AIM OF THE TASK: Set down every entry word for word. Omit the pictures.

TASK INPUT:
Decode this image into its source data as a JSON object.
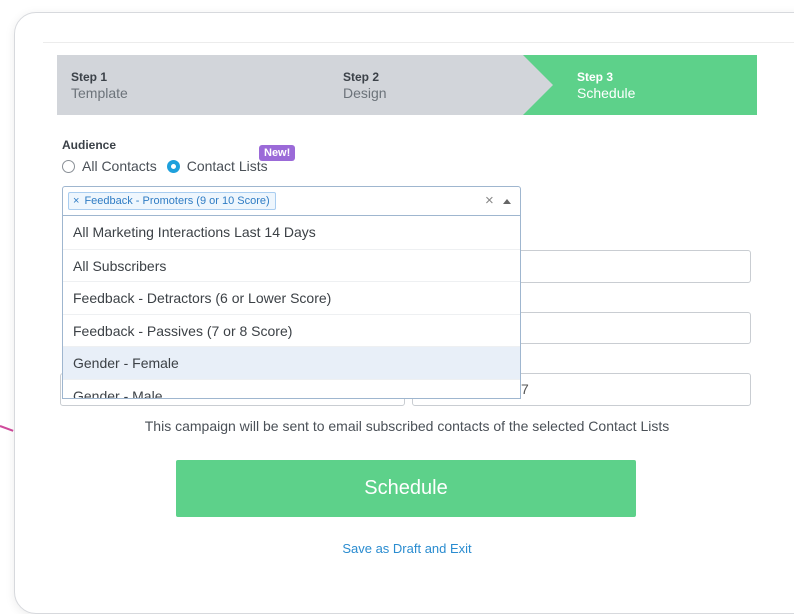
{
  "stepper": {
    "steps": [
      {
        "number": "Step 1",
        "name": "Template",
        "state": "completed"
      },
      {
        "number": "Step 2",
        "name": "Design",
        "state": "completed"
      },
      {
        "number": "Step 3",
        "name": "Schedule",
        "state": "active"
      }
    ]
  },
  "audience": {
    "label": "Audience",
    "options": [
      {
        "label": "All Contacts",
        "selected": false
      },
      {
        "label": "Contact Lists",
        "selected": true
      }
    ],
    "new_badge": "New!"
  },
  "contact_select": {
    "selected_tags": [
      "Feedback - Promoters (9 or 10 Score)"
    ],
    "tag_remove_icon": "×",
    "clear_icon": "×",
    "dropdown_options": [
      "All Marketing Interactions Last 14 Days",
      "All Subscribers",
      "Feedback - Detractors (6 or Lower Score)",
      "Feedback - Passives (7 or 8 Score)",
      "Gender - Female",
      "Gender - Male"
    ],
    "highlighted_option": "Gender - Female"
  },
  "fields": {
    "partial_value": "7"
  },
  "info_text": "This campaign will be sent to email subscribed contacts of the selected Contact Lists",
  "schedule_button": "Schedule",
  "save_draft_link": "Save as Draft and Exit",
  "colors": {
    "accent_green": "#5dd18a",
    "step_inactive": "#d2d5da",
    "radio_blue": "#1ea0dc",
    "badge_purple": "#9b6ad8",
    "link_blue": "#2a8cd0"
  }
}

SOLUTION BELOW:
Decode this image into its source data as a JSON object.
{
  "stepper": {
    "steps": [
      {
        "number": "Step 1",
        "name": "Template",
        "state": "completed"
      },
      {
        "number": "Step 2",
        "name": "Design",
        "state": "completed"
      },
      {
        "number": "Step 3",
        "name": "Schedule",
        "state": "active"
      }
    ]
  },
  "audience": {
    "label": "Audience",
    "options": [
      {
        "label": "All Contacts",
        "selected": false
      },
      {
        "label": "Contact Lists",
        "selected": true
      }
    ],
    "new_badge": "New!"
  },
  "contact_select": {
    "selected_tags": [
      "Feedback - Promoters (9 or 10 Score)"
    ],
    "tag_remove_icon": "×",
    "clear_icon": "×",
    "dropdown_options": [
      "All Marketing Interactions Last 14 Days",
      "All Subscribers",
      "Feedback - Detractors (6 or Lower Score)",
      "Feedback - Passives (7 or 8 Score)",
      "Gender - Female",
      "Gender - Male"
    ],
    "highlighted_option": "Gender - Female"
  },
  "fields": {
    "partial_value": "7"
  },
  "info_text": "This campaign will be sent to email subscribed contacts of the selected Contact Lists",
  "schedule_button": "Schedule",
  "save_draft_link": "Save as Draft and Exit",
  "colors": {
    "accent_green": "#5dd18a",
    "step_inactive": "#d2d5da",
    "radio_blue": "#1ea0dc",
    "badge_purple": "#9b6ad8",
    "link_blue": "#2a8cd0"
  }
}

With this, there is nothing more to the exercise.